[Collected data entries]
# # # # #

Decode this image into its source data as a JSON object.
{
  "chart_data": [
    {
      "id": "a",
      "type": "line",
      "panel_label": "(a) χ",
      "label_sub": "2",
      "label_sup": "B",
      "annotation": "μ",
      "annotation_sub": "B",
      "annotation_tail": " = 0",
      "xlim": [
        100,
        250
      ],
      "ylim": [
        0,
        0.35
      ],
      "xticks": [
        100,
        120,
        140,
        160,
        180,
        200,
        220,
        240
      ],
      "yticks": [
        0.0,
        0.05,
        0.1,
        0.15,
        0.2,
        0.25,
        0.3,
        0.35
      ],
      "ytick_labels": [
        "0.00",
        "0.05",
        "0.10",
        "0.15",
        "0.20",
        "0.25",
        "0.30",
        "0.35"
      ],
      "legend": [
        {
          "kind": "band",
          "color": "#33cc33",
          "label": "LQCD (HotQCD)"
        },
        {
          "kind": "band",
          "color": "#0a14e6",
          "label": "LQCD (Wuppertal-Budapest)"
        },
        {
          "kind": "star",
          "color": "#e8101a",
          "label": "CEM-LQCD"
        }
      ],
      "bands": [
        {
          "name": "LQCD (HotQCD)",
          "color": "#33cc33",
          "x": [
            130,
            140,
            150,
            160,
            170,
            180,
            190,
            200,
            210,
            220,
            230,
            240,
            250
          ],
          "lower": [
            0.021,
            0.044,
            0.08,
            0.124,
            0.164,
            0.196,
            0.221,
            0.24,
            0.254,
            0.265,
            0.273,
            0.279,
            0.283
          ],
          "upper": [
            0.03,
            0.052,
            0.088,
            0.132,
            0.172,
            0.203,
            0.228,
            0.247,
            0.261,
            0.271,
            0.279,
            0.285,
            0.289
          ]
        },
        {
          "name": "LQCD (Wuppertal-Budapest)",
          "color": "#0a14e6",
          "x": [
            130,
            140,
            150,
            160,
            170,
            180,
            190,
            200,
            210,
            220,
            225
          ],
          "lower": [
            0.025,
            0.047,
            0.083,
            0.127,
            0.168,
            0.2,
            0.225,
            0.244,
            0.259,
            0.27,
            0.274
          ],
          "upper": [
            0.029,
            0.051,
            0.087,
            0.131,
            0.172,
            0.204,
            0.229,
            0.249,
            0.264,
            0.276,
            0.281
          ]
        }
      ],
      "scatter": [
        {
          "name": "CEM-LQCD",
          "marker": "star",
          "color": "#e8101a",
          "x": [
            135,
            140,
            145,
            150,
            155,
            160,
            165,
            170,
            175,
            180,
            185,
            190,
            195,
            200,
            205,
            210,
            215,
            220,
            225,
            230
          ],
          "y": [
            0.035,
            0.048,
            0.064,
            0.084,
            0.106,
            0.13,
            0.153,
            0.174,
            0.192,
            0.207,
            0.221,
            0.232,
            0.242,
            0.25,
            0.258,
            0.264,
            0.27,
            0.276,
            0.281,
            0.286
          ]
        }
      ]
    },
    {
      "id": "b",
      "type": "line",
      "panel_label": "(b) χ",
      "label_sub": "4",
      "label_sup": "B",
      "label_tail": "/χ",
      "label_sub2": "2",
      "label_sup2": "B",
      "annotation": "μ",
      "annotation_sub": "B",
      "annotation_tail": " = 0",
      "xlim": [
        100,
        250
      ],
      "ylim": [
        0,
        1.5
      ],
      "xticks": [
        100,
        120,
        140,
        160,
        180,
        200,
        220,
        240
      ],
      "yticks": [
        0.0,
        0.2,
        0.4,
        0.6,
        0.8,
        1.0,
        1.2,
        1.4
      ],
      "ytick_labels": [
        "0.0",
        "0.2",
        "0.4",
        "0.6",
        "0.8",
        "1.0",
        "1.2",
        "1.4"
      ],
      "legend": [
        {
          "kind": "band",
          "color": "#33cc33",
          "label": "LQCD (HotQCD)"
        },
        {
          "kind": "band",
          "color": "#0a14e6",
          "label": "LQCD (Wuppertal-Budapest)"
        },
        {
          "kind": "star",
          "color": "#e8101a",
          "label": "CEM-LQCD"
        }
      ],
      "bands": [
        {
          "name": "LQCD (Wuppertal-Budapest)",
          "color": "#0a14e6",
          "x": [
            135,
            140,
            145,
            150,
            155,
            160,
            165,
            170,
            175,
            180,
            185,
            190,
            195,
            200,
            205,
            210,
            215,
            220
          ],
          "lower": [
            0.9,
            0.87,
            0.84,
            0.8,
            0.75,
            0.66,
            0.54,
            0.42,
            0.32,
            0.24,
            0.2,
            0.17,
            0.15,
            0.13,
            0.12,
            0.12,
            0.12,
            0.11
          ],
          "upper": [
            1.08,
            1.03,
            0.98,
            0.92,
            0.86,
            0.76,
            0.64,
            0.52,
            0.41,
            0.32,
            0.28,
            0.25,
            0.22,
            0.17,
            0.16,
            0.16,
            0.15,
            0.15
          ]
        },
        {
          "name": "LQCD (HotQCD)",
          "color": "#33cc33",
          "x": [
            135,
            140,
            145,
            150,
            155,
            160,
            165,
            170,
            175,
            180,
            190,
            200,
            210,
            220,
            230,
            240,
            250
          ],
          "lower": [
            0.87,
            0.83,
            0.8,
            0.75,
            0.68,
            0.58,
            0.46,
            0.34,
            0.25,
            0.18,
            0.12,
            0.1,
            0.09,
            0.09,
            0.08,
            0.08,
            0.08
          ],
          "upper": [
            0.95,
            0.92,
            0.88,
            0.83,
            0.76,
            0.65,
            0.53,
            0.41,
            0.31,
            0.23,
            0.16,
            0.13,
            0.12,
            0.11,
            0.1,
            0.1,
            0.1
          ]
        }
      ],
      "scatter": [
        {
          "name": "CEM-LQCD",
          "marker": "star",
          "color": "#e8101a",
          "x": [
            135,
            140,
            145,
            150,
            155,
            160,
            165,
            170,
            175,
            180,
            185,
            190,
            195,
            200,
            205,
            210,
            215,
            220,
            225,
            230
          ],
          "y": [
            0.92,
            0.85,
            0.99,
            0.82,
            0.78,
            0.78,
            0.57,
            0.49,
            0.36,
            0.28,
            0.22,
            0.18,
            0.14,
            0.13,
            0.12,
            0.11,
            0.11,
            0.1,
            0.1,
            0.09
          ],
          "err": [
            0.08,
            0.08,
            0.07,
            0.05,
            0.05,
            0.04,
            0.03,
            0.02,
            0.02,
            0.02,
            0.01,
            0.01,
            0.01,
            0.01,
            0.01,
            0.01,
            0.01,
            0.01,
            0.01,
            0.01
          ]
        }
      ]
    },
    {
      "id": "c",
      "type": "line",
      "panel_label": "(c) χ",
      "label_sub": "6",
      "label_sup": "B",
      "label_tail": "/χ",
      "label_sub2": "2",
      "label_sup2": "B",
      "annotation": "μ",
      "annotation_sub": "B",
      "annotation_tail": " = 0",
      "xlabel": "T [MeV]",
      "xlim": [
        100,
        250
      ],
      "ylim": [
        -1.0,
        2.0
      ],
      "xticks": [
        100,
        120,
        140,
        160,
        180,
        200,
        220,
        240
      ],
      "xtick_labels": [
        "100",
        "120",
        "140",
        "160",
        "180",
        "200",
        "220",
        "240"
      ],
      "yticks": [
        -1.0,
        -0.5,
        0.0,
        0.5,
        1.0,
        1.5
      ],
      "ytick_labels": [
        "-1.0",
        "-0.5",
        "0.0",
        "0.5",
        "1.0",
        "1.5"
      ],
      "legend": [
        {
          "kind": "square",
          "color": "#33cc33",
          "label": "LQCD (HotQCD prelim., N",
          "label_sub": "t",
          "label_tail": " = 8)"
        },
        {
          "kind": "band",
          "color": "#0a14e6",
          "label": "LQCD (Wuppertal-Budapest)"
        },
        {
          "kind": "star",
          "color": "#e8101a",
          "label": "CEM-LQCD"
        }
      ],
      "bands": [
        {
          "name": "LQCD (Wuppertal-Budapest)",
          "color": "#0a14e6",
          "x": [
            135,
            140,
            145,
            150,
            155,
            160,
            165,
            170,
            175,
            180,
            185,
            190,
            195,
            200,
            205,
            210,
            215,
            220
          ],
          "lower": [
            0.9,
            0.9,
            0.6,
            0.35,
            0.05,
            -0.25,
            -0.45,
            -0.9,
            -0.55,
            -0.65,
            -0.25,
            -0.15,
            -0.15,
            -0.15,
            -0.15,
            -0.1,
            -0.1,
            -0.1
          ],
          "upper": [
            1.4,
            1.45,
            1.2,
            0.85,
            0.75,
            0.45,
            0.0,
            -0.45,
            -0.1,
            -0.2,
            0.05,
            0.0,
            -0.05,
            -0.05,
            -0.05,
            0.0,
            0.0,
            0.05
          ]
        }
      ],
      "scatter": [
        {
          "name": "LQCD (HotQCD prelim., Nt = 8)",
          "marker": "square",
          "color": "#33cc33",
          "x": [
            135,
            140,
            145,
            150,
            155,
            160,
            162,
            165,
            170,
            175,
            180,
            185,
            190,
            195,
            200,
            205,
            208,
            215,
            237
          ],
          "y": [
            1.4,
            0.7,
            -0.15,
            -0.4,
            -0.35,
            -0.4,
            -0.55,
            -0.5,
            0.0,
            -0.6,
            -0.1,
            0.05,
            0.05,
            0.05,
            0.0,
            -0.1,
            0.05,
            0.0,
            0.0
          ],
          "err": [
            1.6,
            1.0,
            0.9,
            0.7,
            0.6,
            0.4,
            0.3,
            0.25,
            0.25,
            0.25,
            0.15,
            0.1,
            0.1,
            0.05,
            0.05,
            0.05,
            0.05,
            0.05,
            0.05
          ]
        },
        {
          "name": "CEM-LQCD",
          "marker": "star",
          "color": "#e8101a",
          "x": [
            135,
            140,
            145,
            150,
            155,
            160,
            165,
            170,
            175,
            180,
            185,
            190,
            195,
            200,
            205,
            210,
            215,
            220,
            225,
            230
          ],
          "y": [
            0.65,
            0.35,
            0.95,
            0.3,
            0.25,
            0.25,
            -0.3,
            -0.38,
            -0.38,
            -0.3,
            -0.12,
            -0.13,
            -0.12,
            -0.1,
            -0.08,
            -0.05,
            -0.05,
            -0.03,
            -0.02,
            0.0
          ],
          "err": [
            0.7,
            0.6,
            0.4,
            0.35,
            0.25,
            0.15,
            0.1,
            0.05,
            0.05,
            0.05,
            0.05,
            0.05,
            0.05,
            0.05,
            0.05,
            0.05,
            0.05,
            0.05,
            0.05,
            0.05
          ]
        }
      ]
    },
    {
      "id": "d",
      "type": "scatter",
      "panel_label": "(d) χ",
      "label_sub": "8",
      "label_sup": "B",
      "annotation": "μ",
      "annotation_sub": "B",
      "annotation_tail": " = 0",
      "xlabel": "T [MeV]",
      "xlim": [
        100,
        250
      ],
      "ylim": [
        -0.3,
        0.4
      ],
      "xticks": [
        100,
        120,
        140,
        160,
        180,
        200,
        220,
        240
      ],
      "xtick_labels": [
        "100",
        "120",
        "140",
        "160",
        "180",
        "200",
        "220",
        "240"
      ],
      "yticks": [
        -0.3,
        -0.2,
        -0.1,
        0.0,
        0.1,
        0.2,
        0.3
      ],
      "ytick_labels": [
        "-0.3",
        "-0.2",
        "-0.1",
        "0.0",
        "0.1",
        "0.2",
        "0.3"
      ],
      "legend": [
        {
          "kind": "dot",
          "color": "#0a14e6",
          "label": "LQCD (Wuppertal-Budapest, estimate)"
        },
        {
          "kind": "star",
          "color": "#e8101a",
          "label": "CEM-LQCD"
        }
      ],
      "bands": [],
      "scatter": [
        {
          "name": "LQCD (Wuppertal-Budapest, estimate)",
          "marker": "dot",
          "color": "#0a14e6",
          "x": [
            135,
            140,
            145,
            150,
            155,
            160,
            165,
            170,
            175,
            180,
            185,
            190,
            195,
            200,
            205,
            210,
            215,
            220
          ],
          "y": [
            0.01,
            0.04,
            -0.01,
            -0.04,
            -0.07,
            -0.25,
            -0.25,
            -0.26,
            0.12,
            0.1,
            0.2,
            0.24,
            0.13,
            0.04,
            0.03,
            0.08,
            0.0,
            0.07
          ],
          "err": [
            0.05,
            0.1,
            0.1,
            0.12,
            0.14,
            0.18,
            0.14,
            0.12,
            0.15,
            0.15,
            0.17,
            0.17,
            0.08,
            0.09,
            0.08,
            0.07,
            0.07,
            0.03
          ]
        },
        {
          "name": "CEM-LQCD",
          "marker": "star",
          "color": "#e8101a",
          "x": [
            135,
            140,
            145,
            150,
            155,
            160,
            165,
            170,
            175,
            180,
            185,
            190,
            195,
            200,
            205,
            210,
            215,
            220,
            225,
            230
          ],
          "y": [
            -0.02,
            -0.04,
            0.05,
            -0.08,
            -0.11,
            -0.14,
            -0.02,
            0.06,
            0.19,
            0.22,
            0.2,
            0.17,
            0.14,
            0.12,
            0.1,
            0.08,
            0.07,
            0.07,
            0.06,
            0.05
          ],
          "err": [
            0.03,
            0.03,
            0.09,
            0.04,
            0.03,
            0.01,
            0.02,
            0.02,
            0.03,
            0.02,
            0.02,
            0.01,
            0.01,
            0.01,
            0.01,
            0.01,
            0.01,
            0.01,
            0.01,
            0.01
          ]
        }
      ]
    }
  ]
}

# # # # #

* TASK TO COMPLETE
Which lines include the word "estimate"? List them all.

* RESPONSE FOR THIS EXERCISE
          "label": "LQCD (Wuppertal-Budapest, estimate)"
          "name": "LQCD (Wuppertal-Budapest, estimate)",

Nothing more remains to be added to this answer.